Please give the listing again in its entirety, exactly as written.

___

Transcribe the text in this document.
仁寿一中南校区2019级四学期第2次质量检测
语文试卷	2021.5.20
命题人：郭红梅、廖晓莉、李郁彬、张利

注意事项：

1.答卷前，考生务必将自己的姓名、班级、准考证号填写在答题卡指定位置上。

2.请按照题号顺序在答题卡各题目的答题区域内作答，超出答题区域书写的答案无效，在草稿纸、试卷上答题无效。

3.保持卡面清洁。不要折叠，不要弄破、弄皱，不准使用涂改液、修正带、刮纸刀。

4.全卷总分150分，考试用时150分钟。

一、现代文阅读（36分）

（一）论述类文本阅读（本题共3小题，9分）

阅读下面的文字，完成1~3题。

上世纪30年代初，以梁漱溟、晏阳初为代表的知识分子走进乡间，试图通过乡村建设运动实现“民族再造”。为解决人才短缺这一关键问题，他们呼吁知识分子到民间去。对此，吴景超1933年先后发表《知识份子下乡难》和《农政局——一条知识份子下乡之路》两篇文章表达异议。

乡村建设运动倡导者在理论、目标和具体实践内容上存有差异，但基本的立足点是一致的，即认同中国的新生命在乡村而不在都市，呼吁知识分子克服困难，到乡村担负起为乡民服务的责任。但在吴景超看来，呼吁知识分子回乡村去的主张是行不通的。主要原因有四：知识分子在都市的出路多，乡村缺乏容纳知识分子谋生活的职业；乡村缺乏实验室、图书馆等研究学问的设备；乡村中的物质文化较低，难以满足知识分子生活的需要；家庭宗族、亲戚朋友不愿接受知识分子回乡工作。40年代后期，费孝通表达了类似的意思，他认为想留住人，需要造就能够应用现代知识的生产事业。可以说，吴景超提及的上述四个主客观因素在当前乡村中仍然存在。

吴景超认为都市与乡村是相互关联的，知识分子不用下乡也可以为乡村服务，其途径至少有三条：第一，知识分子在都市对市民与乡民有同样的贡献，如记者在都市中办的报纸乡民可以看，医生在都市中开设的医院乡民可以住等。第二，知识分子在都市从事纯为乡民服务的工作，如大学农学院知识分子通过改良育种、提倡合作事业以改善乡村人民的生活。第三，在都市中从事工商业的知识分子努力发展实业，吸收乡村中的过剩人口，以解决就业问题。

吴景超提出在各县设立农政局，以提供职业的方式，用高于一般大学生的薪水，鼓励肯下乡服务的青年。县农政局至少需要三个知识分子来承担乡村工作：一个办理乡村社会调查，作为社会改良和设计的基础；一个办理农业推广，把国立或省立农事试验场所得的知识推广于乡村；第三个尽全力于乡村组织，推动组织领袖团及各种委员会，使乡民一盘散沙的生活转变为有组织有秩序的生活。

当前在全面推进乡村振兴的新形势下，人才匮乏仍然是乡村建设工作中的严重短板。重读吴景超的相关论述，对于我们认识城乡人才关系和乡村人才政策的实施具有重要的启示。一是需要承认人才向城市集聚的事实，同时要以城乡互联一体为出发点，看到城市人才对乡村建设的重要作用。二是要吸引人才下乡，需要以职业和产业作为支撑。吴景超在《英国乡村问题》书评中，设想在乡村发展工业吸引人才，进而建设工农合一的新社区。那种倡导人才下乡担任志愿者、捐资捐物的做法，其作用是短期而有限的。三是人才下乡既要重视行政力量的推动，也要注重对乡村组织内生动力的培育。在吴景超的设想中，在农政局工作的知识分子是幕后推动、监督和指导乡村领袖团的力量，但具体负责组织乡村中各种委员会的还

___

Expected answer:
Transcribe the text in this document.
仁寿一中南校区2019级四学期第2次质量检测
语文试卷	2021.5.20
命题人：郭红梅、廖晓莉、李郁彬、张利

注意事项：

1.答卷前，考生务必将自己的姓名、班级、准考证号填写在答题卡指定位置上。

2.请按照题号顺序在答题卡各题目的答题区域内作答，超出答题区域书写的答案无效，在草稿纸、试卷上答题无效。

3.保持卡面清洁。不要折叠，不要弄破、弄皱，不准使用涂改液、修正带、刮纸刀。

4.全卷总分150分，考试用时150分钟。

一、现代文阅读（36分）

（一）论述类文本阅读（本题共3小题，9分）

阅读下面的文字，完成1~3题。

上世纪30年代初，以梁漱溟、晏阳初为代表的知识分子走进乡间，试图通过乡村建设运动实现“民族再造”。为解决人才短缺这一关键问题，他们呼吁知识分子到民间去。对此，吴景超1933年先后发表《知识份子下乡难》和《农政局——一条知识份子下乡之路》两篇文章表达异议。

乡村建设运动倡导者在理论、目标和具体实践内容上存有差异，但基本的立足点是一致的，即认同中国的新生命在乡村而不在都市，呼吁知识分子克服困难，到乡村担负起为乡民服务的责任。但在吴景超看来，呼吁知识分子回乡村去的主张是行不通的。主要原因有四：知识分子在都市的出路多，乡村缺乏容纳知识分子谋生活的职业；乡村缺乏实验室、图书馆等研究学问的设备；乡村中的物质文化较低，难以满足知识分子生活的需要；家庭宗族、亲戚朋友不愿接受知识分子回乡工作。40年代后期，费孝通表达了类似的意思，他认为想留住人，需要造就能够应用现代知识的生产事业。可以说，吴景超提及的上述四个主客观因素在当前乡村中仍然存在。

吴景超认为都市与乡村是相互关联的，知识分子不用下乡也可以为乡村服务，其途径至少有三条：第一，知识分子在都市对市民与乡民有同样的贡献，如记者在都市中办的报纸乡民可以看，医生在都市中开设的医院乡民可以住等。第二，知识分子在都市从事纯为乡民服务的工作，如大学农学院知识分子通过改良育种、提倡合作事业以改善乡村人民的生活。第三，在都市中从事工商业的知识分子努力发展实业，吸收乡村中的过剩人口，以解决就业问题。

吴景超提出在各县设立农政局，以提供职业的方式，用高于一般大学生的薪水，鼓励肯下乡服务的青年。县农政局至少需要三个知识分子来承担乡村工作：一个办理乡村社会调查，作为社会改良和设计的基础；一个办理农业推广，把国立或省立农事试验场所得的知识推广于乡村；第三个尽全力于乡村组织，推动组织领袖团及各种委员会，使乡民一盘散沙的生活转变为有组织有秩序的生活。

当前在全面推进乡村振兴的新形势下，人才匮乏仍然是乡村建设工作中的严重短板。重读吴景超的相关论述，对于我们认识城乡人才关系和乡村人才政策的实施具有重要的启示。一是需要承认人才向城市集聚的事实，同时要以城乡互联一体为出发点，看到城市人才对乡村建设的重要作用。二是要吸引人才下乡，需要以职业和产业作为支撑。吴景超在《英国乡村问题》书评中，设想在乡村发展工业吸引人才，进而建设工农合一的新社区。那种倡导人才下乡担任志愿者、捐资捐物的做法，其作用是短期而有限的。三是人才下乡既要重视行政力量的推动，也要注重对乡村组织内生动力的培育。在吴景超的设想中，在农政局工作的知识分子是幕后推动、监督和指导乡村领袖团的力量，但具体负责组织乡村中各种委员会的还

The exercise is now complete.